🔷R07_I-1|過去問題
我が国の食料安全保障は、国内農業の持続的な発展や、農業の基盤である農村の振興を通じて、良質な食料が合理的な価格で安定的に供給され、かつ、国民1人1人がこれを入手できることを通じて確保されるべきものである。そのためには、「持続的な食料システム」の構築、「輸出の促進」等により海外からの稼ぐ力の強化、食料システムで環境への負荷の低減を図ることによる「環境との調和」等が必要である。
以上の基本的な考え方に関して以下の問いに答えよ。
(1)平時からの食料安全保障を実現するために必要な対策について、技術者としての立場から多面的な観点で、「持続的な食料システム」、「海外から稼ぐ力」、「環境負荷の低減」の3つの場面から課題を1つずつ抽出し、それぞれの観点を明記したうえで、その課題の内容を示せ。
(2)前問(1)で抽出した技術課題のうち最も重要と考える技術課題を1つ挙げ、その技術課題に対する複数の解決策を、農業部門の専門技術用語を交えて示せ。

_記録の抜粋_:

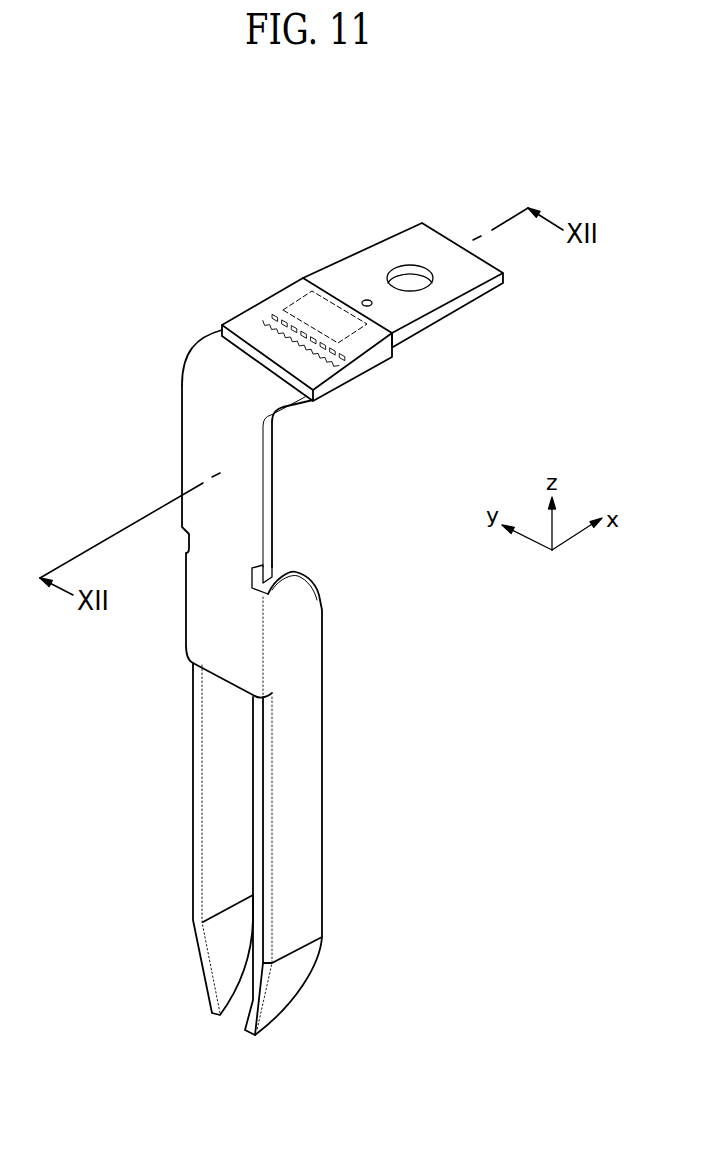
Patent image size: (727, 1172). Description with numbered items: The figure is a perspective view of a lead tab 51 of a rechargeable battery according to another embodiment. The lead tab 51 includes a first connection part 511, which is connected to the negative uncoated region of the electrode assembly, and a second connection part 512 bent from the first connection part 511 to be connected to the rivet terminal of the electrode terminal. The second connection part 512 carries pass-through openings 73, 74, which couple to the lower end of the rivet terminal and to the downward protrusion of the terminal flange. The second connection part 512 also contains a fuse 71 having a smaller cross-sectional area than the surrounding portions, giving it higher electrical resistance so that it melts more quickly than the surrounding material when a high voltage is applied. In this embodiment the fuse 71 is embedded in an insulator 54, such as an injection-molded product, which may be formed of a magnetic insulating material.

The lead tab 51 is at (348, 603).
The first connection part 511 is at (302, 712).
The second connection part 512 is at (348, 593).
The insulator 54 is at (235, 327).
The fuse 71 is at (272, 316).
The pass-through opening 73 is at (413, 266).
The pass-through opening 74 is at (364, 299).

_練習問題_:
(a) 食料安全保障に関する文章のうち、「以上の基本的な考え方に関して以下の問いに答えよ。」を含む語句で始まり「の専門技術用語を交えて示せ。」で終わる部分を、「技術者」を「専門家」に置き換えて書き直せ。
(b) 記録のすべての行を一字一句そのまま再現してください。画像は答えに含めないこと。
食料安全保障に関する文章と記録は互いに関係がない。

_解答例_:
(a)
以上の基本的な考え方に関して以下の問いに答えよ。
(1)平時からの食料安全保障を実現するために必要な対策について、専門家としての立場から多面的な観点で、「持続的な食料システム」、「海外から稼ぐ力」、「環境負荷の低減」の3つの場面から課題を1つずつ抽出し、それぞれの観点を明記したうえで、その課題の内容を示せ。
(2)前問(1)で抽出した技術課題のうち最も重要と考える技術課題を1つ挙げ、その技術課題に対する複数の解決策を、農業部門の専門技術用語を交えて示せ。

(b)
Patent image size: (727, 1172). Description with numbered items: The figure is a perspective view of a lead tab 51 of a rechargeable battery according to another embodiment. The lead tab 51 includes a first connection part 511, which is connected to the negative uncoated region of the electrode assembly, and a second connection part 512 bent from the first connection part 511 to be connected to the rivet terminal of the electrode terminal. The second connection part 512 carries pass-through openings 73, 74, which couple to the lower end of the rivet terminal and to the downward protrusion of the terminal flange. The second connection part 512 also contains a fuse 71 having a smaller cross-sectional area than the surrounding portions, giving it higher electrical resistance so that it melts more quickly than the surrounding material when a high voltage is applied. In this embodiment the fuse 71 is embedded in an insulator 54, such as an injection-molded product, which may be formed of a magnetic insulating material.

The lead tab 51 is at (348, 603).
The first connection part 511 is at (302, 712).
The second connection part 512 is at (348, 593).
The insulator 54 is at (235, 327).
The fuse 71 is at (272, 316).
The pass-through opening 73 is at (413, 266).
The pass-through opening 74 is at (364, 299).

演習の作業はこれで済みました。